#### Records for processing ####

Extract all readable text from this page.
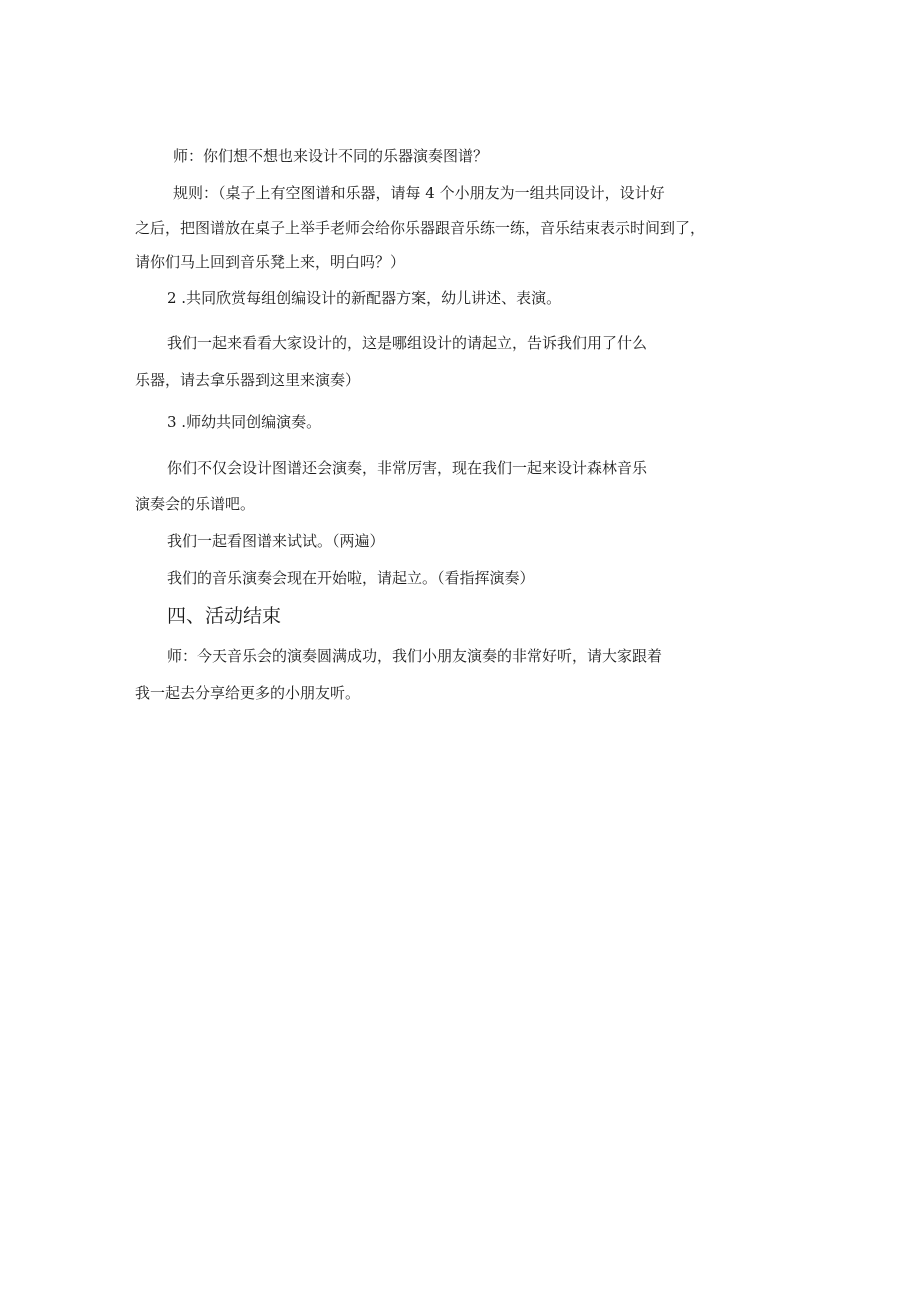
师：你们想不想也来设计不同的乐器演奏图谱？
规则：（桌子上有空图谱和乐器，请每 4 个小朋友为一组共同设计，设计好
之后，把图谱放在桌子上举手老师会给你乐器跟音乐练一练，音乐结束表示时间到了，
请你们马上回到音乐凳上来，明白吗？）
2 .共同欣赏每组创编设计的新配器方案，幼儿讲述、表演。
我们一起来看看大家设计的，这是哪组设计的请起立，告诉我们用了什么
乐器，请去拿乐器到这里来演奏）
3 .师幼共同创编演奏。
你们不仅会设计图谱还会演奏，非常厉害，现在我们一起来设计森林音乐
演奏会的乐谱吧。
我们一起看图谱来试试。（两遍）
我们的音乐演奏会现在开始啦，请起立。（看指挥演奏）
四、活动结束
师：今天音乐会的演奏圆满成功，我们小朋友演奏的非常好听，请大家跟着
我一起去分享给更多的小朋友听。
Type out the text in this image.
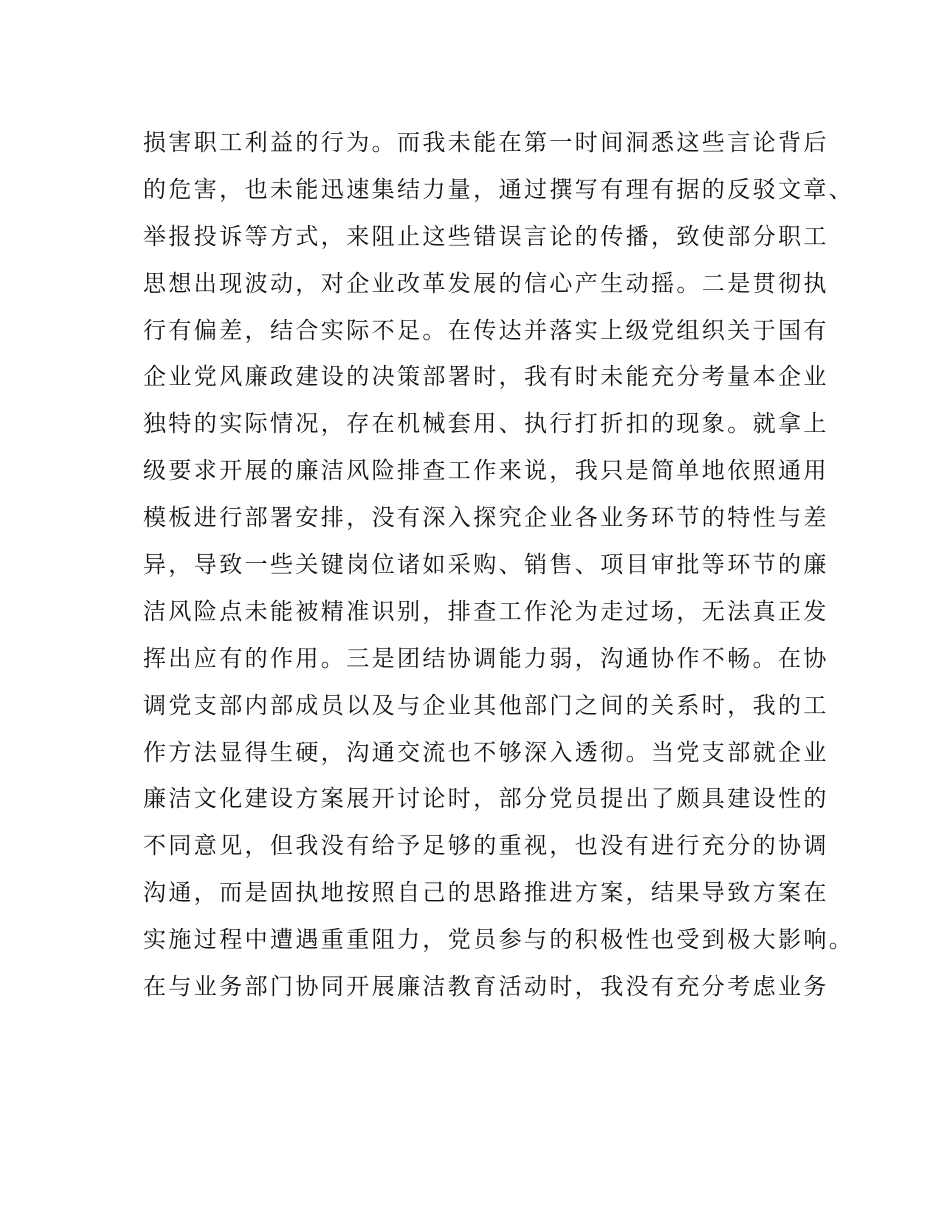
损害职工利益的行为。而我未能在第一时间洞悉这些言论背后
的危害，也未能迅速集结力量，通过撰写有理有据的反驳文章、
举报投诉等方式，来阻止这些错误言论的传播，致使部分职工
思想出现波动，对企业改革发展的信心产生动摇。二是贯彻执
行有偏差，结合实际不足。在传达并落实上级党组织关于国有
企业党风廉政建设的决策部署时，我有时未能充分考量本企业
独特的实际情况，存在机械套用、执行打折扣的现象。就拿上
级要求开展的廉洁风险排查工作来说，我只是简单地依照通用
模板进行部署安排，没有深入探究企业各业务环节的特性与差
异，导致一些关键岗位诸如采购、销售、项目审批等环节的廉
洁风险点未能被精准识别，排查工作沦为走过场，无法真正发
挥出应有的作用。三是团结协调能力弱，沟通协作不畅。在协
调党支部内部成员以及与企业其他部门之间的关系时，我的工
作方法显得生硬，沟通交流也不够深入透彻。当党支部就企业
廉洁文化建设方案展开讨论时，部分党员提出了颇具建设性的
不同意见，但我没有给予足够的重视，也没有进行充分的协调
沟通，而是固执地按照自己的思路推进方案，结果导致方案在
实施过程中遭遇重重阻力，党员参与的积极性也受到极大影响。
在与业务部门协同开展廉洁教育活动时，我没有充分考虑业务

####
#### Records for processing ####

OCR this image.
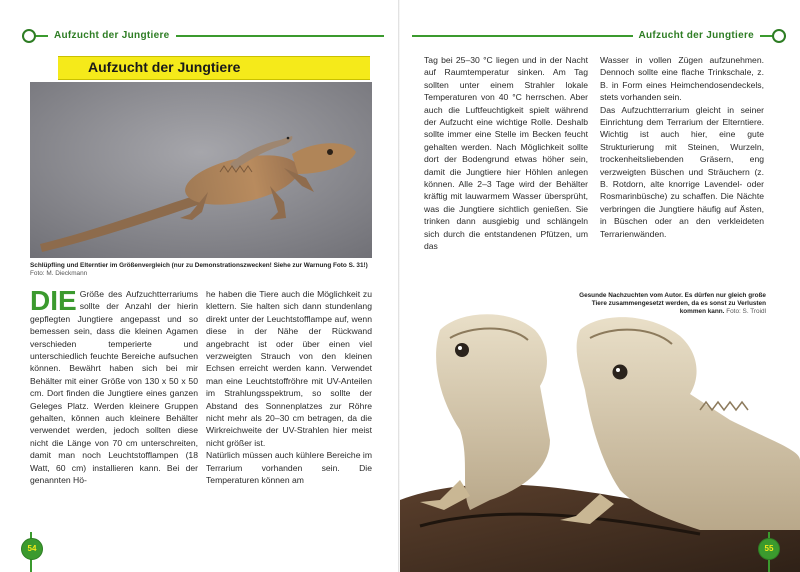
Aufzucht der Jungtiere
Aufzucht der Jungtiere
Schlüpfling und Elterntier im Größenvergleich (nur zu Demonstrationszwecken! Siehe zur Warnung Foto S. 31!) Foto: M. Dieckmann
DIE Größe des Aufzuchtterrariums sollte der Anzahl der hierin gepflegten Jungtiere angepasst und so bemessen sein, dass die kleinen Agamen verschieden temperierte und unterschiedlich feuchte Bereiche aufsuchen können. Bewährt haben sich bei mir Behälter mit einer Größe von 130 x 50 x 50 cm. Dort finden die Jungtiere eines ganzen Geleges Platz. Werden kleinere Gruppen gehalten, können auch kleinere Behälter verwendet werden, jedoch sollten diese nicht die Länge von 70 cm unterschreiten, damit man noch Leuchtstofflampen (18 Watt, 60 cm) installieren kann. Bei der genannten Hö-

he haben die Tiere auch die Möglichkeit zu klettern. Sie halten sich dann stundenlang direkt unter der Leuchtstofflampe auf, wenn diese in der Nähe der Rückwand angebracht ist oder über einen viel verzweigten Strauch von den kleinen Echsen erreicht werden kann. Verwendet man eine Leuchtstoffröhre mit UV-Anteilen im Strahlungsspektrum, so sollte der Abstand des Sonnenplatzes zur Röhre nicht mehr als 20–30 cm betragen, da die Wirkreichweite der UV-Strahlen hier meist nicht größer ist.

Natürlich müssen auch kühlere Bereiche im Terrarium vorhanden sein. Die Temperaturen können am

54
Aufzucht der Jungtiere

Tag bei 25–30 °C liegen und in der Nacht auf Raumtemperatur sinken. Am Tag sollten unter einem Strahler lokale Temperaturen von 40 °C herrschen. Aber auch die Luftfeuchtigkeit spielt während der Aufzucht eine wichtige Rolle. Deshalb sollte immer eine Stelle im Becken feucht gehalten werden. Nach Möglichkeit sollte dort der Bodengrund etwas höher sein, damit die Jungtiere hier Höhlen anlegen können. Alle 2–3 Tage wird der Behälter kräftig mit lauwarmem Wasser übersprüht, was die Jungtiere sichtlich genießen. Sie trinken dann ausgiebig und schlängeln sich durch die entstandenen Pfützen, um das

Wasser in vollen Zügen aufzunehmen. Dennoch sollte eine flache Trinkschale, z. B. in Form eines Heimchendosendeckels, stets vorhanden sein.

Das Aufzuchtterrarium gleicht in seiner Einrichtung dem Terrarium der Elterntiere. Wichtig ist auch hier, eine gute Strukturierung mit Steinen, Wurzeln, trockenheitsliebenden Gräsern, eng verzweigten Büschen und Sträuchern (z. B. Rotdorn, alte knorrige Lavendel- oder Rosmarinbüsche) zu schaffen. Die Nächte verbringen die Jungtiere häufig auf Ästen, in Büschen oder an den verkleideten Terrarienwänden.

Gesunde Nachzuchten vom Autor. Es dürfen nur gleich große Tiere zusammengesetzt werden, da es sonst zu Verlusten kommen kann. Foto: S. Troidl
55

####

* To be done: Check each line of the records for the word "Möglichkeit" and extract those that contain it.

* The response:
he haben die Tiere auch die Möglichkeit zu klettern. Sie halten sich dann stundenlang direkt unter der Leuchtstofflampe auf, wenn diese in der Nähe der Rückwand angebracht ist oder über einen viel verzweigten Strauch von den kleinen Echsen erreicht werden kann. Verwendet man eine Leuchtstoffröhre mit UV-Anteilen im Strahlungsspektrum, so sollte der Abstand des Sonnenplatzes zur Röhre nicht mehr als 20–30 cm betragen, da die Wirkreichweite der UV-Strahlen hier meist nicht größer ist.
Tag bei 25–30 °C liegen und in der Nacht auf Raumtemperatur sinken. Am Tag sollten unter einem Strahler lokale Temperaturen von 40 °C herrschen. Aber auch die Luftfeuchtigkeit spielt während der Aufzucht eine wichtige Rolle. Deshalb sollte immer eine Stelle im Becken feucht gehalten werden. Nach Möglichkeit sollte dort der Bodengrund etwas höher sein, damit die Jungtiere hier Höhlen anlegen können. Alle 2–3 Tage wird der Behälter kräftig mit lauwarmem Wasser übersprüht, was die Jungtiere sichtlich genießen. Sie trinken dann ausgiebig und schlängeln sich durch die entstandenen Pfützen, um das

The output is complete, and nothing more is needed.